SET EXERCISE:
Which lines hold the word "AaBb"? Show each of them.

-- Begin --

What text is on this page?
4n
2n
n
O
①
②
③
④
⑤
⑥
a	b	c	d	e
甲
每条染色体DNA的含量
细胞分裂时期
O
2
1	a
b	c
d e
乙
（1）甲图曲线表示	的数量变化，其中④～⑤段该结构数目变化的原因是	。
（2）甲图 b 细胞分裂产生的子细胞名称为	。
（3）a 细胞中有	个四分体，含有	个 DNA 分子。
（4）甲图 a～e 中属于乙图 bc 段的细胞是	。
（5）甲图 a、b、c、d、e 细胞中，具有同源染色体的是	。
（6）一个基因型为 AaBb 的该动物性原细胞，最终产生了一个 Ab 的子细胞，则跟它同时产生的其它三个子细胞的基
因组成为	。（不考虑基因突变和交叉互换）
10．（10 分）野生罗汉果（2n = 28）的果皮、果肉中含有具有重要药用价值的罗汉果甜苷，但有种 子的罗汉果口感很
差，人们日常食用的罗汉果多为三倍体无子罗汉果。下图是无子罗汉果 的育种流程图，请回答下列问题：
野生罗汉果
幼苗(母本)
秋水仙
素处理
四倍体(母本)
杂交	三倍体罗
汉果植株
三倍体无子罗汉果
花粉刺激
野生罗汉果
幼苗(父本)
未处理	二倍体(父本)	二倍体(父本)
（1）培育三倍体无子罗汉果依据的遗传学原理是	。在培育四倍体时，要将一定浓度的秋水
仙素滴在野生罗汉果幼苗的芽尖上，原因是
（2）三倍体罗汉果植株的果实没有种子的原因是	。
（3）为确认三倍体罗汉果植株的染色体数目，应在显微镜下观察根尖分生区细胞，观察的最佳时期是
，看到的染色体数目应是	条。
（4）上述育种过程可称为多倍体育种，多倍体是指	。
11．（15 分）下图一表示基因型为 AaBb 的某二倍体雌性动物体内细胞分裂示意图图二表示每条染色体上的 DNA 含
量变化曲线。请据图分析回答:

-- End --

WRITTEN REPLY:
（6）一个基因型为 AaBb 的该动物性原细胞，最终产生了一个 Ab 的子细胞，则跟它同时产生的其它三个子细胞的基
11．（15 分）下图一表示基因型为 AaBb 的某二倍体雌性动物体内细胞分裂示意图图二表示每条染色体上的 DNA 含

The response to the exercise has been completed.